Data provided:

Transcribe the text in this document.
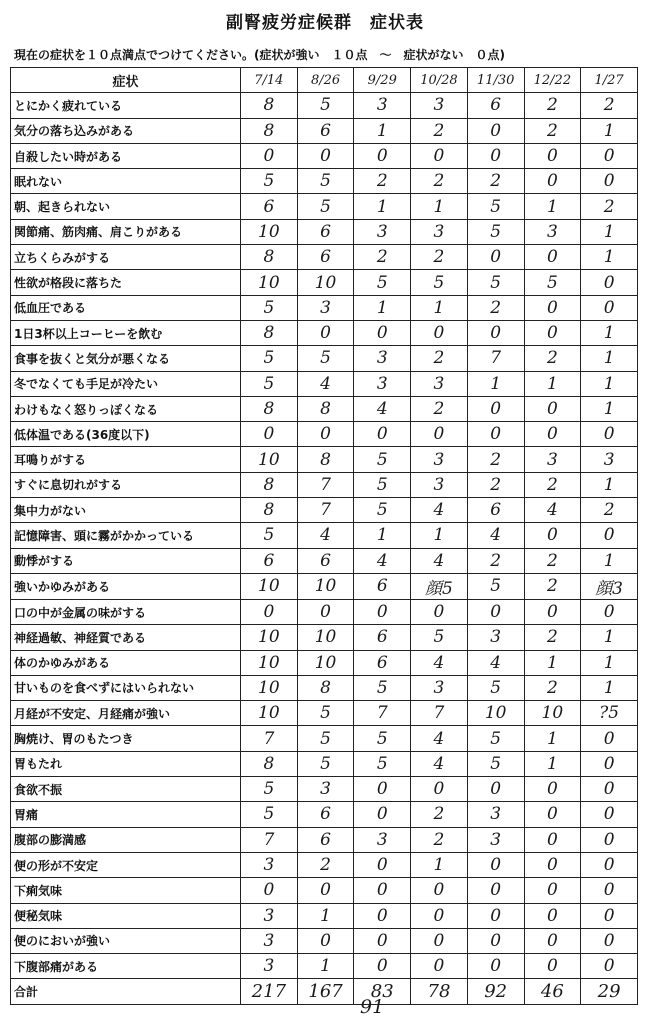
副腎疲労症候群　症状表
現在の症状を１０点満点でつけてください。(症状が強い　１０点　～　症状がない　０点)
症状	7/14	8/26	9/29	10/28	11/30	12/22	1/27
とにかく疲れている	8	5	3	3	6	2	2
気分の落ち込みがある	8	6	1	2	0	2	1
自殺したい時がある	0	0	0	0	0	0	0
眠れない	5	5	2	2	2	0	0
朝、起きられない	6	5	1	1	5	1	2
関節痛、筋肉痛、肩こりがある	10	6	3	3	5	3	1
立ちくらみがする	8	6	2	2	0	0	1
性欲が格段に落ちた	10	10	5	5	5	5	0
低血圧である	5	3	1	1	2	0	0
1日3杯以上コーヒーを飲む	8	0	0	0	0	0	1
食事を抜くと気分が悪くなる	5	5	3	2	7	2	1
冬でなくても手足が冷たい	5	4	3	3	1	1	1
わけもなく怒りっぽくなる	8	8	4	2	0	0	1
低体温である(36度以下)	0	0	0	0	0	0	0
耳鳴りがする	10	8	5	3	2	3	3
すぐに息切れがする	8	7	5	3	2	2	1
集中力がない	8	7	5	4	6	4	2
記憶障害、頭に霧がかかっている	5	4	1	1	4	0	0
動悸がする	6	6	4	4	2	2	1
強いかゆみがある	10	10	6	顔5	5	2	顔3
口の中が金属の味がする	0	0	0	0	0	0	0
神経過敏、神経質である	10	10	6	5	3	2	1
体のかゆみがある	10	10	6	4	4	1	1
甘いものを食べずにはいられない	10	8	5	3	5	2	1
月経が不安定、月経痛が強い	10	5	7	7	10	10	?5
胸焼け、胃のもたつき	7	5	5	4	5	1	0
胃もたれ	8	5	5	4	5	1	0
食欲不振	5	3	0	0	0	0	0
胃痛	5	6	0	2	3	0	0
腹部の膨満感	7	6	3	2	3	0	0
便の形が不安定	3	2	0	1	0	0	0
下痢気味	0	0	0	0	0	0	0
便秘気味	3	1	0	0	0	0	0
便のにおいが強い	3	0	0	0	0	0	0
下腹部痛がある	3	1	0	0	0	0	0
合計	217	167	83	78	92	46	29
91
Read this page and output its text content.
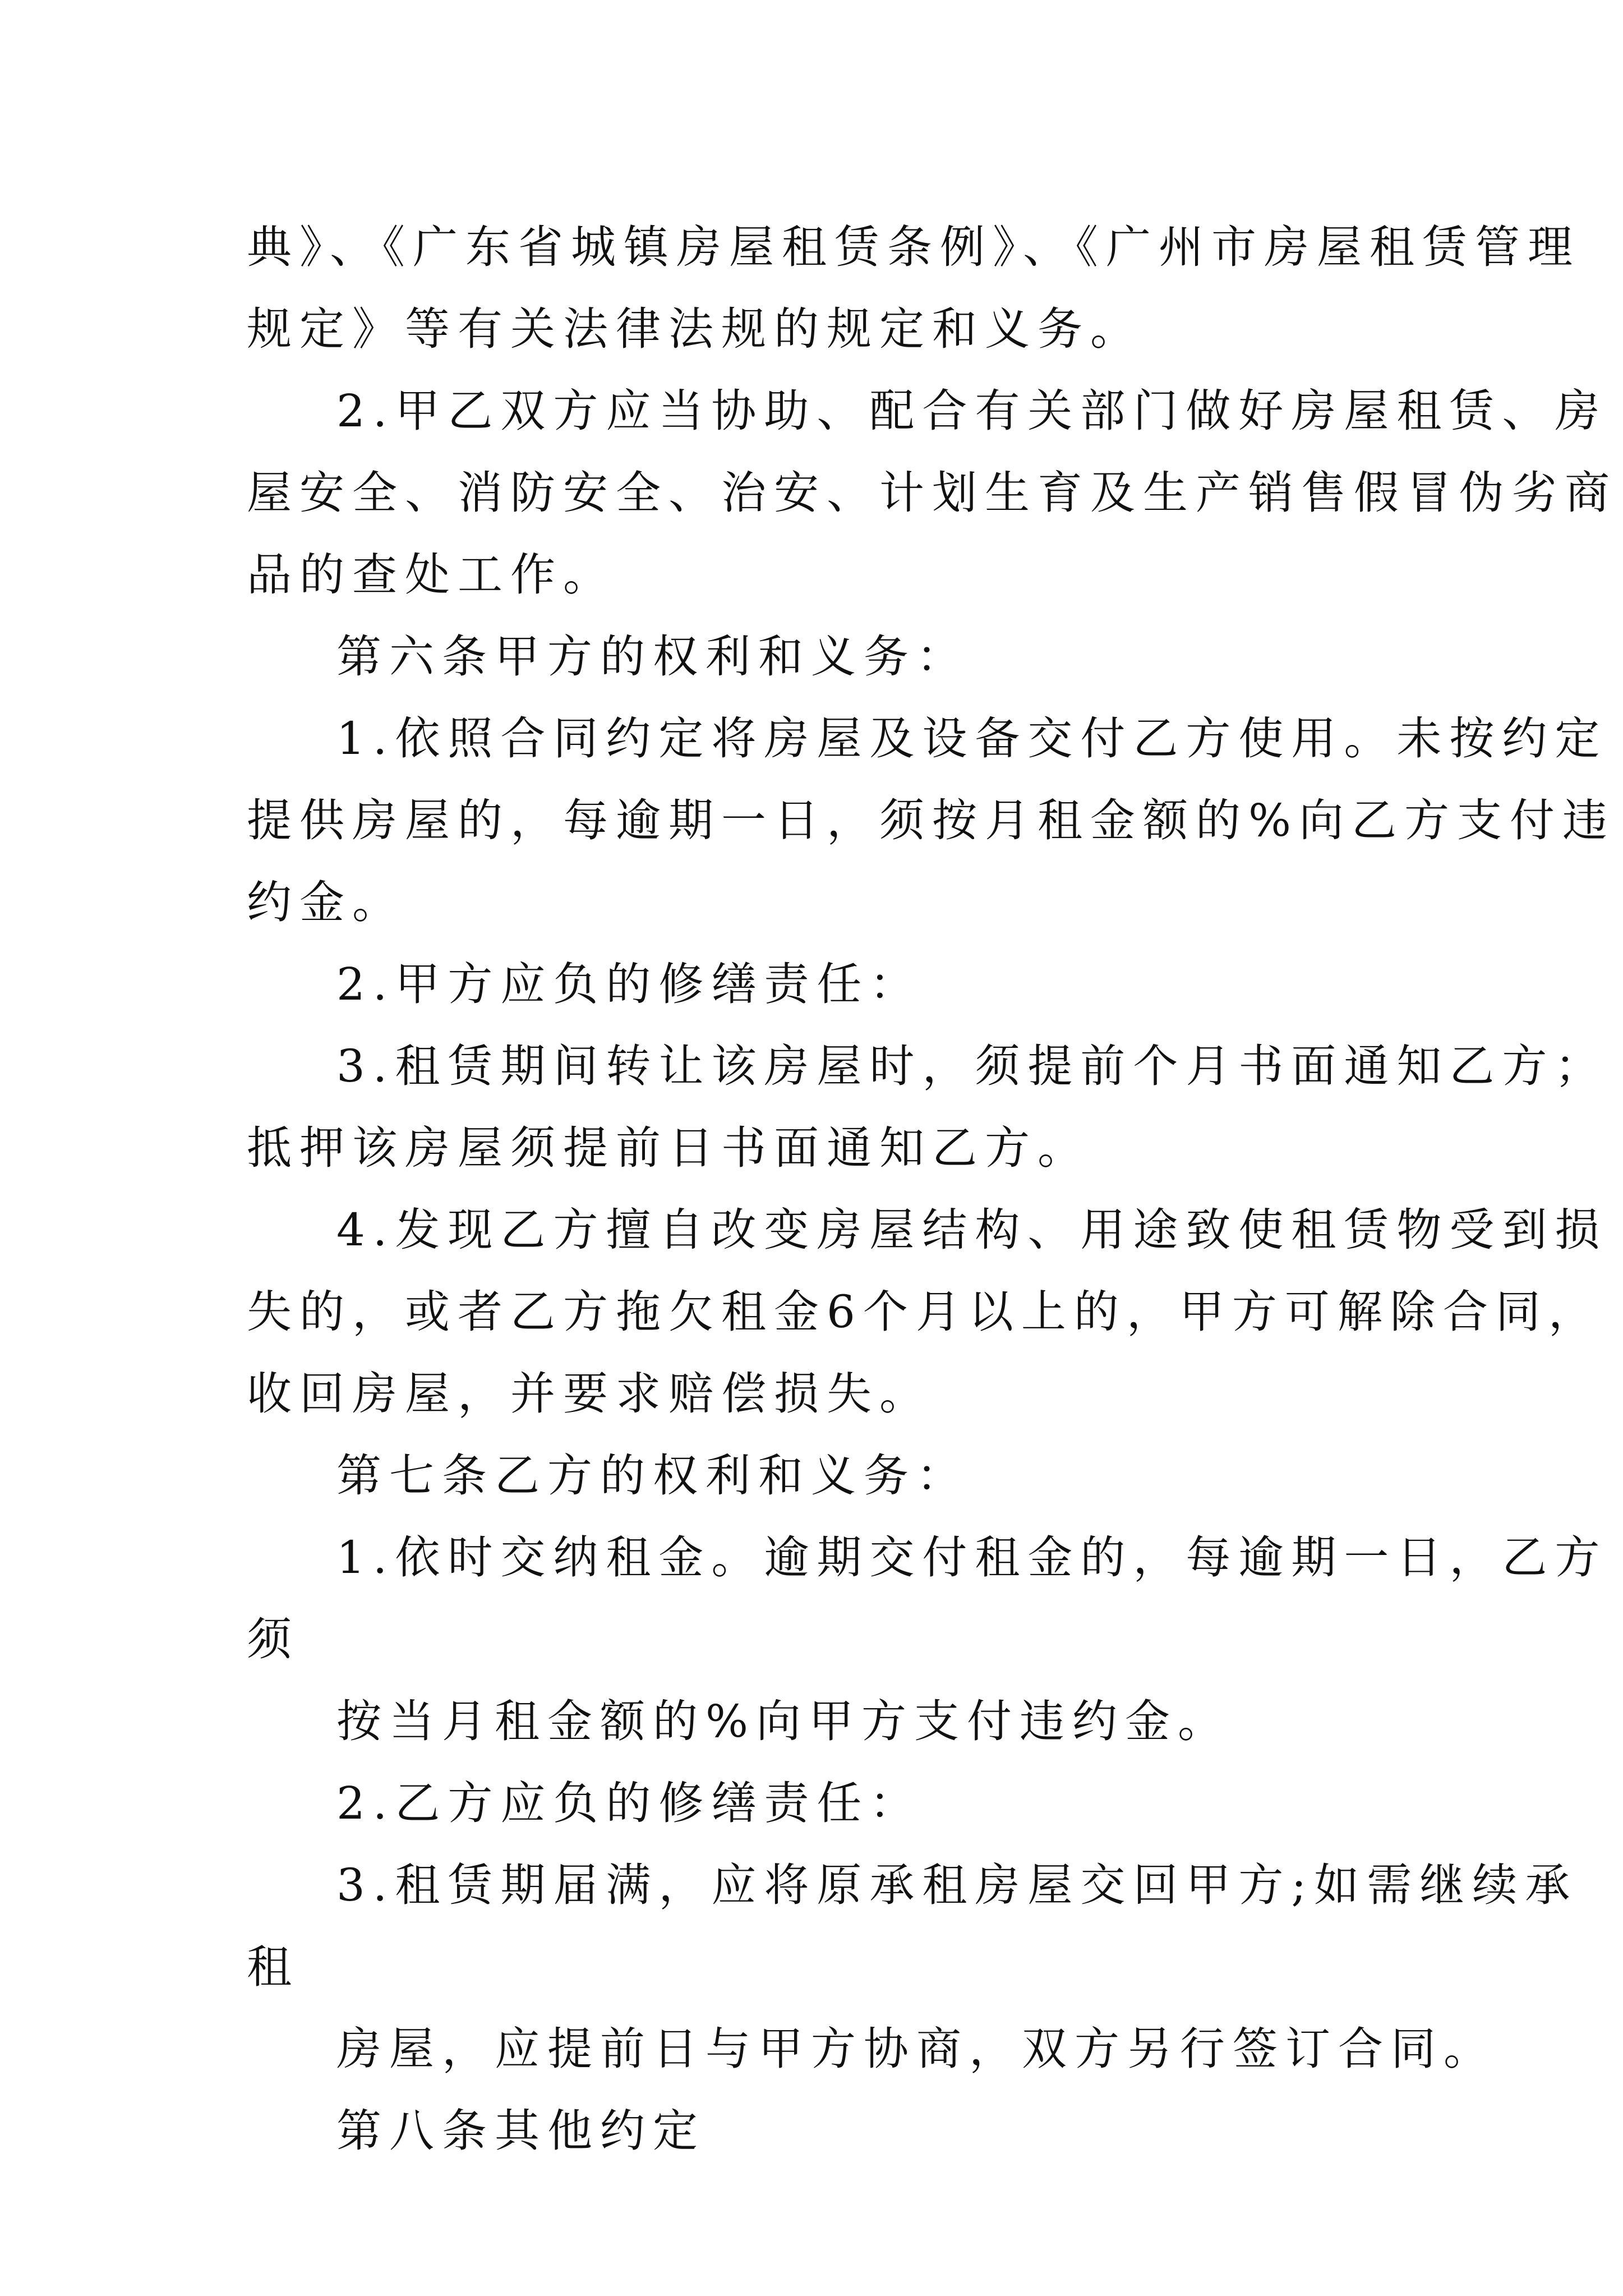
典》、《广东省城镇房屋租赁条例》、《广州市房屋租赁管理
规定》等有关法律法规的规定和义务。
2.甲乙双方应当协助、配合有关部门做好房屋租赁、房
屋安全、消防安全、治安、计划生育及生产销售假冒伪劣商
品的查处工作。
第六条甲方的权利和义务：
1.依照合同约定将房屋及设备交付乙方使用。未按约定
提供房屋的，每逾期一日，须按月租金额的%向乙方支付违
约金。
2.甲方应负的修缮责任：
3.租赁期间转让该房屋时，须提前个月书面通知乙方；
抵押该房屋须提前日书面通知乙方。
4.发现乙方擅自改变房屋结构、用途致使租赁物受到损
失的，或者乙方拖欠租金6个月以上的，甲方可解除合同，
收回房屋，并要求赔偿损失。
第七条乙方的权利和义务：
1.依时交纳租金。逾期交付租金的，每逾期一日，乙方
须
按当月租金额的%向甲方支付违约金。
2.乙方应负的修缮责任：
3.租赁期届满，应将原承租房屋交回甲方;如需继续承
租
房屋，应提前日与甲方协商，双方另行签订合同。
第八条其他约定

Stated goal: Give back all entries exactly. No pictures belong in the copy.

Output for this exercise:
Transcribe the text in this document.
副腎疲労症候群　症状表
現在の症状を１０点満点でつけてください。(症状が強い　１０点　～　症状がない　０点)
症状	7/14	8/26	9/29	10/28	11/30	12/22	1/27
とにかく疲れている	8	5	3	3	6	2	2
気分の落ち込みがある	8	6	1	2	0	2	1
自殺したい時がある	0	0	0	0	0	0	0
眠れない	5	5	2	2	2	0	0
朝、起きられない	6	5	1	1	5	1	2
関節痛、筋肉痛、肩こりがある	10	6	3	3	5	3	1
立ちくらみがする	8	6	2	2	0	0	1
性欲が格段に落ちた	10	10	5	5	5	5	0
低血圧である	5	3	1	1	2	0	0
1日3杯以上コーヒーを飲む	8	0	0	0	0	0	1
食事を抜くと気分が悪くなる	5	5	3	2	7	2	1
冬でなくても手足が冷たい	5	4	3	3	1	1	1
わけもなく怒りっぽくなる	8	8	4	2	0	0	1
低体温である(36度以下)	0	0	0	0	0	0	0
耳鳴りがする	10	8	5	3	2	3	3
すぐに息切れがする	8	7	5	3	2	2	1
集中力がない	8	7	5	4	6	4	2
記憶障害、頭に霧がかかっている	5	4	1	1	4	0	0
動悸がする	6	6	4	4	2	2	1
強いかゆみがある	10	10	6	顔5	5	2	顔3
口の中が金属の味がする	0	0	0	0	0	0	0
神経過敏、神経質である	10	10	6	5	3	2	1
体のかゆみがある	10	10	6	4	4	1	1
甘いものを食べずにはいられない	10	8	5	3	5	2	1
月経が不安定、月経痛が強い	10	5	7	7	10	10	?5
胸焼け、胃のもたつき	7	5	5	4	5	1	0
胃もたれ	8	5	5	4	5	1	0
食欲不振	5	3	0	0	0	0	0
胃痛	5	6	0	2	3	0	0
腹部の膨満感	7	6	3	2	3	0	0
便の形が不安定	3	2	0	1	0	0	0
下痢気味	0	0	0	0	0	0	0
便秘気味	3	1	0	0	0	0	0
便のにおいが強い	3	0	0	0	0	0	0
下腹部痛がある	3	1	0	0	0	0	0
合計	217	167	83	78	92	46	29
91
Read this page and output its text content.
典》、《广东省城镇房屋租赁条例》、《广州市房屋租赁管理
规定》等有关法律法规的规定和义务。
2.甲乙双方应当协助、配合有关部门做好房屋租赁、房
屋安全、消防安全、治安、计划生育及生产销售假冒伪劣商
品的查处工作。
第六条甲方的权利和义务：
1.依照合同约定将房屋及设备交付乙方使用。未按约定
提供房屋的，每逾期一日，须按月租金额的%向乙方支付违
约金。
2.甲方应负的修缮责任：
3.租赁期间转让该房屋时，须提前个月书面通知乙方；
抵押该房屋须提前日书面通知乙方。
4.发现乙方擅自改变房屋结构、用途致使租赁物受到损
失的，或者乙方拖欠租金6个月以上的，甲方可解除合同，
收回房屋，并要求赔偿损失。
第七条乙方的权利和义务：
1.依时交纳租金。逾期交付租金的，每逾期一日，乙方
须
按当月租金额的%向甲方支付违约金。
2.乙方应负的修缮责任：
3.租赁期届满，应将原承租房屋交回甲方;如需继续承
租
房屋，应提前日与甲方协商，双方另行签订合同。
第八条其他约定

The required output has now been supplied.